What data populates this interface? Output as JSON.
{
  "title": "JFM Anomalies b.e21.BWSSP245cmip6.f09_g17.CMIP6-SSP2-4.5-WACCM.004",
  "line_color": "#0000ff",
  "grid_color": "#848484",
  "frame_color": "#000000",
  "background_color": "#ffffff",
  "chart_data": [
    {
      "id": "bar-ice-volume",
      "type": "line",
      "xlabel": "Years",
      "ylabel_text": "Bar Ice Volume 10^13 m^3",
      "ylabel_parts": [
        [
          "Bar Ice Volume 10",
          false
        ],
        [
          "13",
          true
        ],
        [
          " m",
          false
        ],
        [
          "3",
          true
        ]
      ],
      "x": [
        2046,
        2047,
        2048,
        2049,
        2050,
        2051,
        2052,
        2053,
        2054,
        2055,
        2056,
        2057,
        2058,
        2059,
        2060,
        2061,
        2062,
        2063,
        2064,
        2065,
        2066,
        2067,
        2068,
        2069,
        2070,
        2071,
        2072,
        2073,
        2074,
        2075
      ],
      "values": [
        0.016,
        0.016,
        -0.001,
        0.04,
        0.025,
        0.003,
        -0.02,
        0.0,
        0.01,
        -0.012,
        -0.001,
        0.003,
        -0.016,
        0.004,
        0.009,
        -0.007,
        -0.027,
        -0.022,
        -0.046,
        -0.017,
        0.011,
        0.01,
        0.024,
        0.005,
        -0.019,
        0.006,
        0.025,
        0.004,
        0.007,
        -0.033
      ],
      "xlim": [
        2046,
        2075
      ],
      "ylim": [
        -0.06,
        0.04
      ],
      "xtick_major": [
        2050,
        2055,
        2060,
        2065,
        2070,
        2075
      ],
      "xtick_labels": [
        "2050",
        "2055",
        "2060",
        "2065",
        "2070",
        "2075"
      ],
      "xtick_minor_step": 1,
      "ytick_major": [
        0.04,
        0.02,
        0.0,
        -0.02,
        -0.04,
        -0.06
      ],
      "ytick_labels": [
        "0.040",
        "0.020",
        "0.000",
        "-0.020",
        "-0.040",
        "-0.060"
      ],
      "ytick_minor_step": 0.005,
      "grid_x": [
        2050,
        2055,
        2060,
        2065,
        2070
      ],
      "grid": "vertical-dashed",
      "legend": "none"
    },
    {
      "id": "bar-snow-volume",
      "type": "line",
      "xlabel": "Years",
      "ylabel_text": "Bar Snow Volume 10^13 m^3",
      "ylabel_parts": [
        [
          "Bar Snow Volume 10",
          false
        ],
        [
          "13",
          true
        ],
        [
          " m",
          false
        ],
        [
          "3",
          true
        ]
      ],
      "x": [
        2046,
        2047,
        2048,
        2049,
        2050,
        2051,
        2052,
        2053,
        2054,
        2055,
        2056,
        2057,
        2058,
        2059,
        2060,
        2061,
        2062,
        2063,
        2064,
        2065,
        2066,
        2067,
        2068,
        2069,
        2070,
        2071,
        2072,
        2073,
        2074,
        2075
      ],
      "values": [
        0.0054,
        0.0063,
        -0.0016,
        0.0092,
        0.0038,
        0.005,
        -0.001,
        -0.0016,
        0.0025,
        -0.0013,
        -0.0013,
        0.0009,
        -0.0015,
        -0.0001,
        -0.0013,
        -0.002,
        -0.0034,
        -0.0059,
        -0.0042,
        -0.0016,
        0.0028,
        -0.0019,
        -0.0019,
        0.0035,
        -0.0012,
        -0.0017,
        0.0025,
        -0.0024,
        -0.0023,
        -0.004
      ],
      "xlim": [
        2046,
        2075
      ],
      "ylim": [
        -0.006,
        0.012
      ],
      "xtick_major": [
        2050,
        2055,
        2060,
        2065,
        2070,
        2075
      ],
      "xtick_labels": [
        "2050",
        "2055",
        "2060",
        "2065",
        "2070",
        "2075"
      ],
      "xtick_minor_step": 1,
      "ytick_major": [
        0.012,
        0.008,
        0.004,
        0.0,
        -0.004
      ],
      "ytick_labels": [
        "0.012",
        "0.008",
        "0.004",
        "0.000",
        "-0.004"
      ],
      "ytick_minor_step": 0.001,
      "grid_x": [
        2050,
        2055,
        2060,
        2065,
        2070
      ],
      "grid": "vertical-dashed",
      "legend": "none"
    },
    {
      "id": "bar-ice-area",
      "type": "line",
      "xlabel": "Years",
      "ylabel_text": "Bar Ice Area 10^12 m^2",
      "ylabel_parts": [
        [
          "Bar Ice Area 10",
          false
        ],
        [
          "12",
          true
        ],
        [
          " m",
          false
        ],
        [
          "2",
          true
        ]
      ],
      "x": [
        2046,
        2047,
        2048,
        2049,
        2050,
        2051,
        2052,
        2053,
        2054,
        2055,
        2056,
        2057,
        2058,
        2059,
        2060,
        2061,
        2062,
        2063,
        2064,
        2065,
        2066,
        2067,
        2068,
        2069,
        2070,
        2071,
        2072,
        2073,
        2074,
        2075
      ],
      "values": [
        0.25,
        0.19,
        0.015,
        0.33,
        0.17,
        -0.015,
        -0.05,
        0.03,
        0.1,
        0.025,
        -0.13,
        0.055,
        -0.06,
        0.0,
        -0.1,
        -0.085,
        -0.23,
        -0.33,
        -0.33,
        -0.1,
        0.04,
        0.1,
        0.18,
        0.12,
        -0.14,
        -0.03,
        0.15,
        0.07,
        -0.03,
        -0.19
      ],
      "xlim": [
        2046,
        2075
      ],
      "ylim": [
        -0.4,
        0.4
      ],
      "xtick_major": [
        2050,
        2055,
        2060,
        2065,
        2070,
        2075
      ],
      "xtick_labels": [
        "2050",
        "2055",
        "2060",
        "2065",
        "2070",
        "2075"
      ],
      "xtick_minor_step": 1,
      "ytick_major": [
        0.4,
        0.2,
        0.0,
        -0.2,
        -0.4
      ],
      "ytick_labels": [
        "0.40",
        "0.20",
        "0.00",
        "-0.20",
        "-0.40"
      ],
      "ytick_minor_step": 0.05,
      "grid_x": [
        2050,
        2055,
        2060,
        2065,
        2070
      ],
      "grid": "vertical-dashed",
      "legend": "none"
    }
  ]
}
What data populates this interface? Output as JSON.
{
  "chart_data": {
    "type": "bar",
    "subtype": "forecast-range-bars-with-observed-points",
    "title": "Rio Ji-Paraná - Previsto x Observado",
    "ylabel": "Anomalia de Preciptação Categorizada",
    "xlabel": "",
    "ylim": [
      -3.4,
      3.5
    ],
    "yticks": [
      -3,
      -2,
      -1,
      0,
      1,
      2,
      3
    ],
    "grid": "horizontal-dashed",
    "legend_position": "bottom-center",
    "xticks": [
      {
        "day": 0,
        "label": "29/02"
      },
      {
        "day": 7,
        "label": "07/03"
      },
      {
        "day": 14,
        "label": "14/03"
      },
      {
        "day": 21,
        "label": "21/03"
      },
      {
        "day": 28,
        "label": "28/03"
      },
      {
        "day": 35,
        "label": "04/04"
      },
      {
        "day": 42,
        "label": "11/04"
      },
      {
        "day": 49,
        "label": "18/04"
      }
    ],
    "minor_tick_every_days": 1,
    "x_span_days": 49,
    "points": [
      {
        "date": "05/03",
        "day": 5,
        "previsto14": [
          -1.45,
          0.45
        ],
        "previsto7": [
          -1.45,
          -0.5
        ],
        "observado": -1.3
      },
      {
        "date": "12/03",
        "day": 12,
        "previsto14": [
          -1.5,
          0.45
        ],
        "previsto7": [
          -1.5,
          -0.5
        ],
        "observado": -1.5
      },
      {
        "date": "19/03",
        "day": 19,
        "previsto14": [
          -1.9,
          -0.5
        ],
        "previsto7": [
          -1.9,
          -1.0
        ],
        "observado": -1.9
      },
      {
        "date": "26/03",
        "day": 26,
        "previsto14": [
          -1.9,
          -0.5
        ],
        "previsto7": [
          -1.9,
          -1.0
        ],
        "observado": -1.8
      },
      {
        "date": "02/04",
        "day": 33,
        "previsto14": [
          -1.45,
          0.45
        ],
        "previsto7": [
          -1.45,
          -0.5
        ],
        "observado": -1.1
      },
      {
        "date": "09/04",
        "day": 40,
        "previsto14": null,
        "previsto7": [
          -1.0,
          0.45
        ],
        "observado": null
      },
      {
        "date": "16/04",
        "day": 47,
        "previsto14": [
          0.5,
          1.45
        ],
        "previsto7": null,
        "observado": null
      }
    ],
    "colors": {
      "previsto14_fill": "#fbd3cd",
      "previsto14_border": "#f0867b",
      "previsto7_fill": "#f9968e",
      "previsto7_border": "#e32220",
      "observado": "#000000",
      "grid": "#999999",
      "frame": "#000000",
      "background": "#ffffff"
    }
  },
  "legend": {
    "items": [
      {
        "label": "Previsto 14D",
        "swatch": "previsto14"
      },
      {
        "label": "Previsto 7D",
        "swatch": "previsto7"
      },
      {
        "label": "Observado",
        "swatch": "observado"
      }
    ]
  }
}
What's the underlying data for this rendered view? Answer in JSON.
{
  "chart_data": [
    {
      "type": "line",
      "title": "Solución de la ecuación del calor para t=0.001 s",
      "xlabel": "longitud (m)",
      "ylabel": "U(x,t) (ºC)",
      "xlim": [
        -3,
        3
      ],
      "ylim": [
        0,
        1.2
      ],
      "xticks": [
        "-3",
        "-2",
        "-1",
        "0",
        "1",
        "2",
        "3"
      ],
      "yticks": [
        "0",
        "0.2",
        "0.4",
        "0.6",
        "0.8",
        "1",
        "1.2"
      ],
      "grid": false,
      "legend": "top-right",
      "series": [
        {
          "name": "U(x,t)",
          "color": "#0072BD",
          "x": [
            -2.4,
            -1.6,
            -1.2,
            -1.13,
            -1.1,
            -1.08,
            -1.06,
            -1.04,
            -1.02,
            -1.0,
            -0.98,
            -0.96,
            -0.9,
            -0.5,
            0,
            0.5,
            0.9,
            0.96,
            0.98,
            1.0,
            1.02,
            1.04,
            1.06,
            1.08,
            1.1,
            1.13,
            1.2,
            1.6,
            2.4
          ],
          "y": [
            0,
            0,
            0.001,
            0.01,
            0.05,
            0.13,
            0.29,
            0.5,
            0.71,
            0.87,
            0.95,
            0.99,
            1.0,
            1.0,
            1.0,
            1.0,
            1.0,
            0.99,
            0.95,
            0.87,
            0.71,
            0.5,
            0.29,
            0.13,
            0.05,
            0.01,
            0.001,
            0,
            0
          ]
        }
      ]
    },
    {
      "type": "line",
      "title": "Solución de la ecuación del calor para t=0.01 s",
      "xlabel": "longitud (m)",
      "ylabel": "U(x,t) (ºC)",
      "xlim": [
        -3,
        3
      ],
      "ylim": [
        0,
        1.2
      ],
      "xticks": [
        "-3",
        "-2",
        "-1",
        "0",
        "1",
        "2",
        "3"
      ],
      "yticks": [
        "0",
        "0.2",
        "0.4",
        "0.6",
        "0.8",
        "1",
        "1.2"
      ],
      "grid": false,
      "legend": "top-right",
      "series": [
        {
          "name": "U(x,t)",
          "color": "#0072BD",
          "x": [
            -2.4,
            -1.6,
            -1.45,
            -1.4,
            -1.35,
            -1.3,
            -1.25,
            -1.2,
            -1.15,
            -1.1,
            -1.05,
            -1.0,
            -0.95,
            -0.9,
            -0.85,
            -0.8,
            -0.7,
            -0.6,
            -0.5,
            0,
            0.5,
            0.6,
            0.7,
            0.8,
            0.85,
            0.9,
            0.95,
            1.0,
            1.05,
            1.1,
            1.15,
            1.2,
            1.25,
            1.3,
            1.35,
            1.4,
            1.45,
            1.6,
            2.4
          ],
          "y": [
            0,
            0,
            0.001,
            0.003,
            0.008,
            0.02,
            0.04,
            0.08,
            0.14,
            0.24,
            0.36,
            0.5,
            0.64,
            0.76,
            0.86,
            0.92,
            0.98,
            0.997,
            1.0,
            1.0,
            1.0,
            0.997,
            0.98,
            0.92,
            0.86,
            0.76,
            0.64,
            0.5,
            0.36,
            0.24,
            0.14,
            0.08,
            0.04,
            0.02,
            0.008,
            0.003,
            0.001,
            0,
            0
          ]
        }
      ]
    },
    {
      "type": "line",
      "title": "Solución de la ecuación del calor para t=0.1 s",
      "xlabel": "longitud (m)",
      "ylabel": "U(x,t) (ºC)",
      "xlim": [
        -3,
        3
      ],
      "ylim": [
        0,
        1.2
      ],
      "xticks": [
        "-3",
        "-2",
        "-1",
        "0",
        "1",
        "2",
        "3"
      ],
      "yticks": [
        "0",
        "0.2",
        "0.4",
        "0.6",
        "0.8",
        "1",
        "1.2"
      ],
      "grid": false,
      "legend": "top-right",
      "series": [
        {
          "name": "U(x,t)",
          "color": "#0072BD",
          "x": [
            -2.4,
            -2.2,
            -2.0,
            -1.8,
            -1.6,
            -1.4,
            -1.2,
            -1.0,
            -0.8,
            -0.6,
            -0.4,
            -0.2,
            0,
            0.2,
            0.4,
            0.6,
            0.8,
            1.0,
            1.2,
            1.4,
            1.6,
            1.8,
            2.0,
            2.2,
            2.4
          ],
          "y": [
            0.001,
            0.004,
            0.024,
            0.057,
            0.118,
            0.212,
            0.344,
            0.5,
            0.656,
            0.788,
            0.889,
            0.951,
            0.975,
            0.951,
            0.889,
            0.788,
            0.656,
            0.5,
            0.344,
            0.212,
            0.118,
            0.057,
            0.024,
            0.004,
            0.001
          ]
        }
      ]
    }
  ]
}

Objective: The lines to collect are those holding the string "calor"; copy them all.

Correct response:
      "title": "Solución de la ecuación del calor para t=0.001 s",
      "title": "Solución de la ecuación del calor para t=0.01 s",
      "title": "Solución de la ecuación del calor para t=0.1 s",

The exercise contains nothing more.